### Data tied to figure images:
--------------------------------------------------

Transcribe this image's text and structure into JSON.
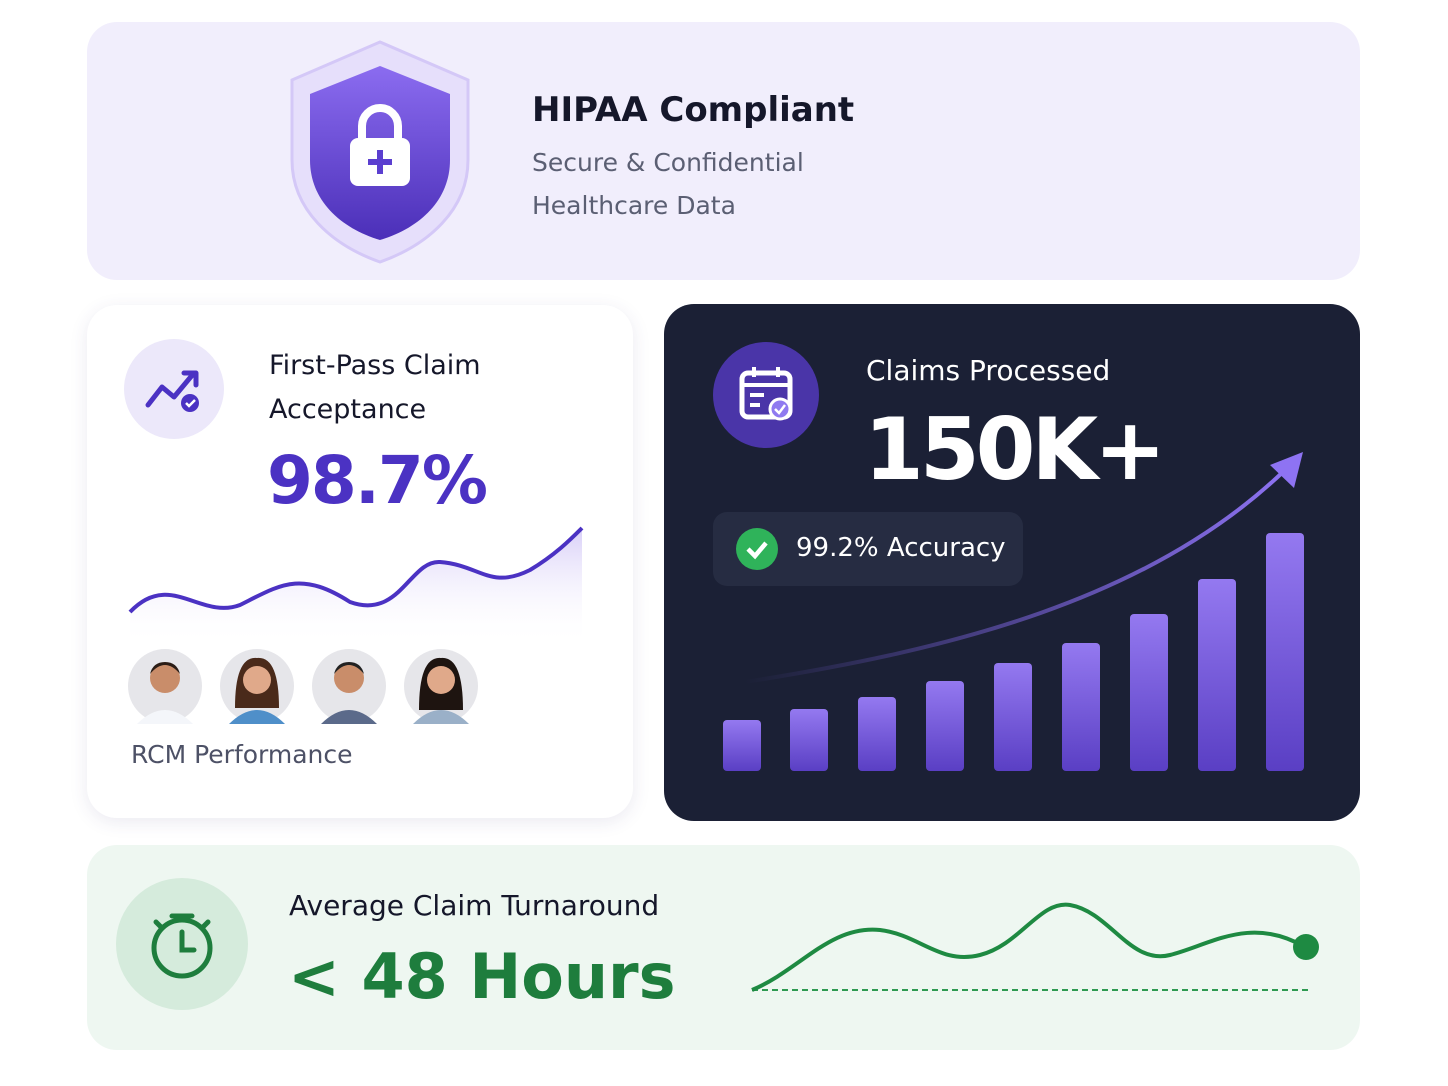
{
  "hipaa": {
    "title": "HIPAA Compliant",
    "subtitle_lines": [
      "Secure & Confidential",
      "Healthcare Data"
    ]
  },
  "first_pass": {
    "label": "First-Pass Claim Acceptance",
    "value": "98.7%",
    "footer": "RCM Performance"
  },
  "claims": {
    "label": "Claims Processed",
    "value": "150K+",
    "badge": "99.2% Accuracy"
  },
  "turnaround": {
    "label": "Average Claim Turnaround",
    "value": "< 48 Hours"
  }
}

--------------------------------------------------

### Objective:
Nothing in the entries above should change when they are printed again, except that the pictures are dropped.

### Completed task:
Transcribe this image's text and structure into JSON.
{
  "hipaa": {
    "title": "HIPAA Compliant",
    "subtitle_lines": [
      "Secure & Confidential",
      "Healthcare Data"
    ]
  },
  "first_pass": {
    "label": "First-Pass Claim Acceptance",
    "value": "98.7%",
    "footer": "RCM Performance"
  },
  "claims": {
    "label": "Claims Processed",
    "value": "150K+",
    "badge": "99.2% Accuracy"
  },
  "turnaround": {
    "label": "Average Claim Turnaround",
    "value": "< 48 Hours"
  }
}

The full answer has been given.